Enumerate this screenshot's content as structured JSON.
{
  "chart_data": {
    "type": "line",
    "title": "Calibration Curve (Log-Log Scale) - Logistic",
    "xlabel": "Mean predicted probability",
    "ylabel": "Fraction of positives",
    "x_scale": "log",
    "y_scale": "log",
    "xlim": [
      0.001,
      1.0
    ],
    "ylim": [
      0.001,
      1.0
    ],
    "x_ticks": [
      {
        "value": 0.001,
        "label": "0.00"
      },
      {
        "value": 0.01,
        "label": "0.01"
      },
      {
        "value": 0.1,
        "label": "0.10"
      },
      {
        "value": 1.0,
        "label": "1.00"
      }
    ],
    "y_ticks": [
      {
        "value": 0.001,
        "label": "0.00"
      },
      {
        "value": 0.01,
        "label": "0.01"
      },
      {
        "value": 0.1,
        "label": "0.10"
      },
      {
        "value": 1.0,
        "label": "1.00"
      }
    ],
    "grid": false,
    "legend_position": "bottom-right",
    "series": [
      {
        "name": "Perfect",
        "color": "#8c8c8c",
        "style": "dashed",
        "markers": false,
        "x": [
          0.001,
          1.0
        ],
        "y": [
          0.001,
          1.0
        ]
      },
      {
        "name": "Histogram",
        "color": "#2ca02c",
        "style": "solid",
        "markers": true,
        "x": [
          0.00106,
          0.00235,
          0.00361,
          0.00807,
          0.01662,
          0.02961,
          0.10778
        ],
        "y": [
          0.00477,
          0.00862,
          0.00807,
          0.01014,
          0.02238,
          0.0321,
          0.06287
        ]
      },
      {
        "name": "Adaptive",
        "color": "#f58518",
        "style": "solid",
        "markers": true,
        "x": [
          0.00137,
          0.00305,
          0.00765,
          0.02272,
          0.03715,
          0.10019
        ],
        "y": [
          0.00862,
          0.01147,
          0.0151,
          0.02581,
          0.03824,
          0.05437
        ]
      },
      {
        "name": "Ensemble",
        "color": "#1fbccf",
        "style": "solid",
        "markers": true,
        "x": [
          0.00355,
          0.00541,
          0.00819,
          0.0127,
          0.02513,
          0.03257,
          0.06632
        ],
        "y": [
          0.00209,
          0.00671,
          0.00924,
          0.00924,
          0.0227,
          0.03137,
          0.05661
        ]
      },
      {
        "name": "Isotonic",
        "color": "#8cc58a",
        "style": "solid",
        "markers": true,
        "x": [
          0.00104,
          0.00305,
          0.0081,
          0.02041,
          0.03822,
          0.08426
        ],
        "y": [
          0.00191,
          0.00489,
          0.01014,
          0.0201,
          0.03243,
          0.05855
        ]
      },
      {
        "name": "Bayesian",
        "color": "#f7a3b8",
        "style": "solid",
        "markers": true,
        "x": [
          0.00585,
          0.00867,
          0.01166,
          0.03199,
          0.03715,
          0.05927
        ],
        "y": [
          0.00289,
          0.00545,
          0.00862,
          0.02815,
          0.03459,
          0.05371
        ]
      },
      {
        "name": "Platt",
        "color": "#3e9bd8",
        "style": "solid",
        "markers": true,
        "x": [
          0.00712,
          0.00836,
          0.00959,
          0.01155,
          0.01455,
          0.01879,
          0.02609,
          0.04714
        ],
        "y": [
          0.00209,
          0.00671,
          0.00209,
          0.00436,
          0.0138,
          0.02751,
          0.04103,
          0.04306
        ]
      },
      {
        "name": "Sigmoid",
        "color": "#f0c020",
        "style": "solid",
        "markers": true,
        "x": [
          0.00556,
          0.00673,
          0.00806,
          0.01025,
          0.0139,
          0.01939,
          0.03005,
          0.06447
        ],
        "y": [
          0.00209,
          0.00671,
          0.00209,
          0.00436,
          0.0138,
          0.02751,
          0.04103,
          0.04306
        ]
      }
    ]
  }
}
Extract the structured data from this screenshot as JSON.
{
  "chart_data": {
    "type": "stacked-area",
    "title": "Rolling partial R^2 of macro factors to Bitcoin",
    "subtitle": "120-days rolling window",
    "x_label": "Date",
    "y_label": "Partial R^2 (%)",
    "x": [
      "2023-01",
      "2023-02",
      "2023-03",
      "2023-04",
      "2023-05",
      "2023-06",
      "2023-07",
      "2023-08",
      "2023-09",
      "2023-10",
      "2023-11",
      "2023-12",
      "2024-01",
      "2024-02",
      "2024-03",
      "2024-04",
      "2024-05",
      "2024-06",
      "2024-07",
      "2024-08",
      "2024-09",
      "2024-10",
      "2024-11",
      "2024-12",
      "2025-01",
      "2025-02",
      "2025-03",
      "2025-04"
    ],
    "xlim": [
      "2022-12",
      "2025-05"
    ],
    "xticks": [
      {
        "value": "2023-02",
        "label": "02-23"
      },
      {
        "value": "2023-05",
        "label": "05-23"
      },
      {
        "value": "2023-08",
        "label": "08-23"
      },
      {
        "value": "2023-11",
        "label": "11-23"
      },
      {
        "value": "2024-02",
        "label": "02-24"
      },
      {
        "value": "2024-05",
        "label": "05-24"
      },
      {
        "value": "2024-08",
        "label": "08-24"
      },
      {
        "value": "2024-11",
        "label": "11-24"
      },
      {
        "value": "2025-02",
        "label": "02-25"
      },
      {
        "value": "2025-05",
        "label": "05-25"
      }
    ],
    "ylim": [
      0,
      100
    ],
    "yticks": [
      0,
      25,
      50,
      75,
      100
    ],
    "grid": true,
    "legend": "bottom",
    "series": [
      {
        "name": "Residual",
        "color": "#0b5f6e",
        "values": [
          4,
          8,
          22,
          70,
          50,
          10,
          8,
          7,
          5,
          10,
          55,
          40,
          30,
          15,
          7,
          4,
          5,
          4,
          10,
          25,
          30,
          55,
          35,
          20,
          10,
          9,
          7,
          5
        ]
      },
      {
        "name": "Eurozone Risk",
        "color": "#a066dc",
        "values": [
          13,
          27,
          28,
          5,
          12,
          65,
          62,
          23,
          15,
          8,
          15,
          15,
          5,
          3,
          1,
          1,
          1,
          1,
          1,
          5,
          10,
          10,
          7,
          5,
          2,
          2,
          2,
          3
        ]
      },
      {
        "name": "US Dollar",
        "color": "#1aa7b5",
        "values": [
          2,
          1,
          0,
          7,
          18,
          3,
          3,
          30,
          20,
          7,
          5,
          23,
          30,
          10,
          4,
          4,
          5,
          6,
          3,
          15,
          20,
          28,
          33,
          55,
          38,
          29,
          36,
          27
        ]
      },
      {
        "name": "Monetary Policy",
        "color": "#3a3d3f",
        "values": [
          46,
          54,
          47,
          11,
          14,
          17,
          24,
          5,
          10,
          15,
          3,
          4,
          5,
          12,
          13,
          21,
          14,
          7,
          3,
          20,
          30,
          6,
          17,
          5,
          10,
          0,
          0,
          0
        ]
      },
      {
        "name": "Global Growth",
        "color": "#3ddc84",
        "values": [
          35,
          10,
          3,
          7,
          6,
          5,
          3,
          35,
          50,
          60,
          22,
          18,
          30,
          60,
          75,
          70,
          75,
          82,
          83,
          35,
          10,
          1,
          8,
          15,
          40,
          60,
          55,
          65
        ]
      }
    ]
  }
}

□ □ □ □

** WHAT YOU SHOULD DO **
Using the records above, copy every line that has the word "screenshot" in it.

** OUTPUT OF THE EXERCISE **
Enumerate this screenshot's content as structured JSON.
Extract the structured data from this screenshot as JSON.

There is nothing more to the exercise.